GOAL: Report only the number of lines in this material that include "marker".

Dataset entries on figures:
___
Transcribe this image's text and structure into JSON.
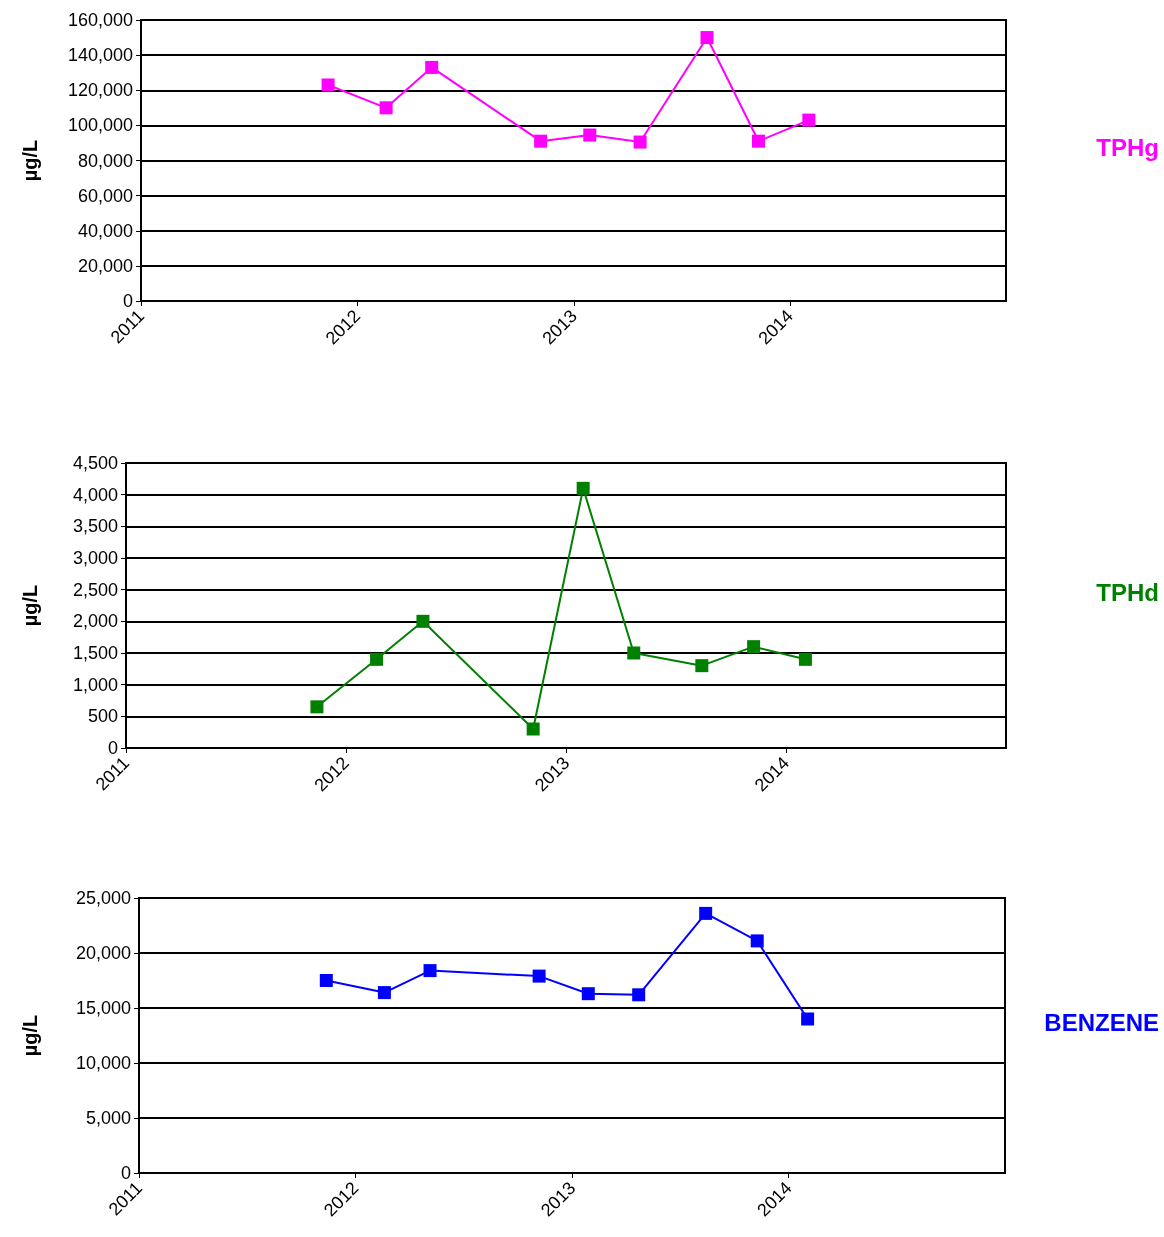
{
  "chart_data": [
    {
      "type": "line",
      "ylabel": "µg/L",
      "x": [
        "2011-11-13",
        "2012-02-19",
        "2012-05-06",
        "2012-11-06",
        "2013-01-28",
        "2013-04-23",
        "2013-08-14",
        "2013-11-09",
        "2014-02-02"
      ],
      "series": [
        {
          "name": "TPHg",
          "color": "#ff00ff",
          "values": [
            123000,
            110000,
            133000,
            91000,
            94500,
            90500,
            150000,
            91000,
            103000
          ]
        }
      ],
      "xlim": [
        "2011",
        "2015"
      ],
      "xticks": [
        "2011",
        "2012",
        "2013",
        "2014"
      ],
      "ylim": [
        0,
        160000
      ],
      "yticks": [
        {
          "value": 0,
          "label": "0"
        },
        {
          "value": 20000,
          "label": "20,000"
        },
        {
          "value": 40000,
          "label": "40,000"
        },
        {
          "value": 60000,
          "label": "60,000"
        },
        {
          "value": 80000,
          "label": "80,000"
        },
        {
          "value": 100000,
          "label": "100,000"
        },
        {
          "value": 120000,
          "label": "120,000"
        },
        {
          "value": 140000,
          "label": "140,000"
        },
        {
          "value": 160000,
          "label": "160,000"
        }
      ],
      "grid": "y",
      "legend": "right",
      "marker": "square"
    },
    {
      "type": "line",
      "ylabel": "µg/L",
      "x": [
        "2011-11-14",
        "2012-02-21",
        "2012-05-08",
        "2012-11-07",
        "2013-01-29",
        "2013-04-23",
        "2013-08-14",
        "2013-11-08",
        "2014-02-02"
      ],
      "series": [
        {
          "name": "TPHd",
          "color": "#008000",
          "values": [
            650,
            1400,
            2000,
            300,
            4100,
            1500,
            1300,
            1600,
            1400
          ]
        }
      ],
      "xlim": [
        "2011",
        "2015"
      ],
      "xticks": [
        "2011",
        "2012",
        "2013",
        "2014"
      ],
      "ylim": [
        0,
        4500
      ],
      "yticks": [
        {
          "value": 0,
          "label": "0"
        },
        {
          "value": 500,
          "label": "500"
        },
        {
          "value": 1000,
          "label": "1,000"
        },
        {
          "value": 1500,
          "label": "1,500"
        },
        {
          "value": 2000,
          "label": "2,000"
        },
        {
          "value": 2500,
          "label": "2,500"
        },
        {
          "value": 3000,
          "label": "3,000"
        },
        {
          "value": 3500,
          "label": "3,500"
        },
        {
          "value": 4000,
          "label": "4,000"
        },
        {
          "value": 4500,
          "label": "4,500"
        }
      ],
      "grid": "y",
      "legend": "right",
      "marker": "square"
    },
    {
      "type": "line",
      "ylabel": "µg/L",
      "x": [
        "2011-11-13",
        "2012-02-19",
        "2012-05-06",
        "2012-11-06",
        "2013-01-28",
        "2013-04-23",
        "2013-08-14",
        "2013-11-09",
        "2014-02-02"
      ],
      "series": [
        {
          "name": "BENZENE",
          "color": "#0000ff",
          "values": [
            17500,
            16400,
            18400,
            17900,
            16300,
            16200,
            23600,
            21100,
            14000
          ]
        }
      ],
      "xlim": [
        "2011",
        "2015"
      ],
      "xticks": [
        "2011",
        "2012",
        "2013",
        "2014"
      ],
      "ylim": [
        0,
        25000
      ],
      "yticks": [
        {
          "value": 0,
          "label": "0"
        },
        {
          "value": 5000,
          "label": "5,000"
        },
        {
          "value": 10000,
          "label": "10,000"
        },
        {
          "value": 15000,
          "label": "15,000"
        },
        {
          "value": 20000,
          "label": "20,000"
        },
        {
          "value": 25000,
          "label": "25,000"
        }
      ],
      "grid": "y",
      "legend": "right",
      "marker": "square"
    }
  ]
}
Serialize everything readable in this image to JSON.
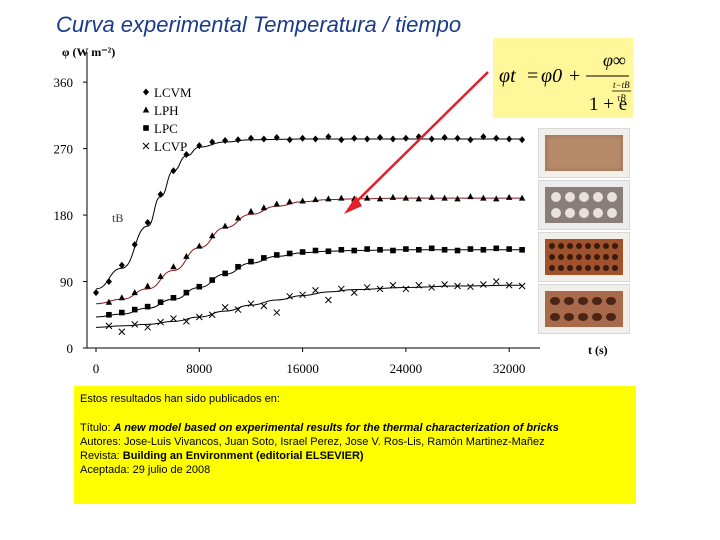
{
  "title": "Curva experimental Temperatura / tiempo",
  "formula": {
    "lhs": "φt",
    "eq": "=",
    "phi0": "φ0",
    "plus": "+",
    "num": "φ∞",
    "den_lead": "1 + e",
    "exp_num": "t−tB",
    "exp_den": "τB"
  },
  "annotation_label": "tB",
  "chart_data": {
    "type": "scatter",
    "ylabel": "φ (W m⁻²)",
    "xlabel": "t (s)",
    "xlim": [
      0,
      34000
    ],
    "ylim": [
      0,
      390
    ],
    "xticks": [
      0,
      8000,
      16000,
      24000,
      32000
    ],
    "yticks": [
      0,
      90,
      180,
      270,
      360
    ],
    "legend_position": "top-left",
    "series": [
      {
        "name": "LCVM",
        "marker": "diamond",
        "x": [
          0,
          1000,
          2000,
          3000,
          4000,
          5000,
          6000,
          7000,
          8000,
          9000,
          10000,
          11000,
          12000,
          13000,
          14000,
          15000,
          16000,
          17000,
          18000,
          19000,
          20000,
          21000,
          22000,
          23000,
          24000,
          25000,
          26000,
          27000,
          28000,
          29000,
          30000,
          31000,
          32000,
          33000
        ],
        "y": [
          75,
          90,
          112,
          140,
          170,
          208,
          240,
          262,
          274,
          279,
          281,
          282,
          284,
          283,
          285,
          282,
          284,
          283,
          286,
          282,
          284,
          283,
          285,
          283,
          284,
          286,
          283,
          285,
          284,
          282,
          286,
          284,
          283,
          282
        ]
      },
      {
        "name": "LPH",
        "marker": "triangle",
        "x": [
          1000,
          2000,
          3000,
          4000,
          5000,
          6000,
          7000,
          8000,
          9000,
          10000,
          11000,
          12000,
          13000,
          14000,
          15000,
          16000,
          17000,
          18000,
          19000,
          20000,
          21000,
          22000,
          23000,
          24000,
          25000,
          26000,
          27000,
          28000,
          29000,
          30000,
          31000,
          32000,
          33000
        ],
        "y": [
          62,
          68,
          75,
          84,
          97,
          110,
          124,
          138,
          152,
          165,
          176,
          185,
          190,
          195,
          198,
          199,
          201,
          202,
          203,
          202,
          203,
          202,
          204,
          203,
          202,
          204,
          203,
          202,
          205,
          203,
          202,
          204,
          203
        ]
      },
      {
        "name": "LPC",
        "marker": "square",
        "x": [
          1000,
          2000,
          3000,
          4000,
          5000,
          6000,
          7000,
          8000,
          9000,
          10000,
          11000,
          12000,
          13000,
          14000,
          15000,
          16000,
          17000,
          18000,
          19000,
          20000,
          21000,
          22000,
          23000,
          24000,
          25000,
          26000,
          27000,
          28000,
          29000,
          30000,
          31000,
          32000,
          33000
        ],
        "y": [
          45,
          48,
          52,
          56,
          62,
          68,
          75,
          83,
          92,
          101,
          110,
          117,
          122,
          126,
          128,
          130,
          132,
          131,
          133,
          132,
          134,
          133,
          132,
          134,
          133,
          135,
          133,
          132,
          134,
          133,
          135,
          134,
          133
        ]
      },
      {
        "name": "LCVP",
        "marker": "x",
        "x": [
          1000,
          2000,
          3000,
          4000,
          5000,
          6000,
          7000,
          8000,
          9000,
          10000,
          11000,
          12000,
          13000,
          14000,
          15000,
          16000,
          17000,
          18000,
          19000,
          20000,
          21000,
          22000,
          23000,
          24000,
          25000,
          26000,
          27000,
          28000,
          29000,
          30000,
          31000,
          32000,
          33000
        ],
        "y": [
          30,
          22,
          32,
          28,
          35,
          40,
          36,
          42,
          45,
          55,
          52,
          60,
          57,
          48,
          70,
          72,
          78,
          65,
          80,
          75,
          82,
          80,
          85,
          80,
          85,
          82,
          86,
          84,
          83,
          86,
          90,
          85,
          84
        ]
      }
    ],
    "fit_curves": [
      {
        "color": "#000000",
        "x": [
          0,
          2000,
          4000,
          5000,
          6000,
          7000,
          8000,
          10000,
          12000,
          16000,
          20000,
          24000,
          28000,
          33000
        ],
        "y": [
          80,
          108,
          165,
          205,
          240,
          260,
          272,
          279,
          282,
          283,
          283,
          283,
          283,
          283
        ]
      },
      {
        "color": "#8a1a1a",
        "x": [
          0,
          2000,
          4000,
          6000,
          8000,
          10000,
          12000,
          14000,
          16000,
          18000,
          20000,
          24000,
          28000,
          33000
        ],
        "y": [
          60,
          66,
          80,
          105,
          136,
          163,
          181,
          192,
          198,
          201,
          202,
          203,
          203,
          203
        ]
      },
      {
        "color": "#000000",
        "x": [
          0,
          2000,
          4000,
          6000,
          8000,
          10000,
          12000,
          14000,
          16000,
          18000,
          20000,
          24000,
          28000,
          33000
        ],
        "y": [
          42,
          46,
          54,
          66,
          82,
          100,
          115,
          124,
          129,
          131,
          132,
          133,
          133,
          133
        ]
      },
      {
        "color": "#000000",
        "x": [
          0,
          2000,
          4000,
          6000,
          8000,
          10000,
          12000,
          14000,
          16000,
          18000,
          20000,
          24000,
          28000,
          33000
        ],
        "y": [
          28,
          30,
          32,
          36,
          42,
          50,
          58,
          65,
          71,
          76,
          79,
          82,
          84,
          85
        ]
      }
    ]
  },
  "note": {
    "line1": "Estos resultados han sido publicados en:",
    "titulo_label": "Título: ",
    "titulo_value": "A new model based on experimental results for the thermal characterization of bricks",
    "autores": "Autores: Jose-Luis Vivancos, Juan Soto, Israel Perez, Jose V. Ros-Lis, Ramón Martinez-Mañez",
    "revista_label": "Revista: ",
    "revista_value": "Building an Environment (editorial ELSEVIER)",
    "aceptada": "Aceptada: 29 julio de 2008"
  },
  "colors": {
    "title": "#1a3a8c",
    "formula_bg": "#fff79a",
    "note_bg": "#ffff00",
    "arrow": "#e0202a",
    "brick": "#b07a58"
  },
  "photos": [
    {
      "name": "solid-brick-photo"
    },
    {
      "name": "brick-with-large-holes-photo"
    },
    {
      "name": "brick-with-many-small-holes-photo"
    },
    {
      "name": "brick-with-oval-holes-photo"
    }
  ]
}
___
SOLUTION TO THE PROBLEM: 7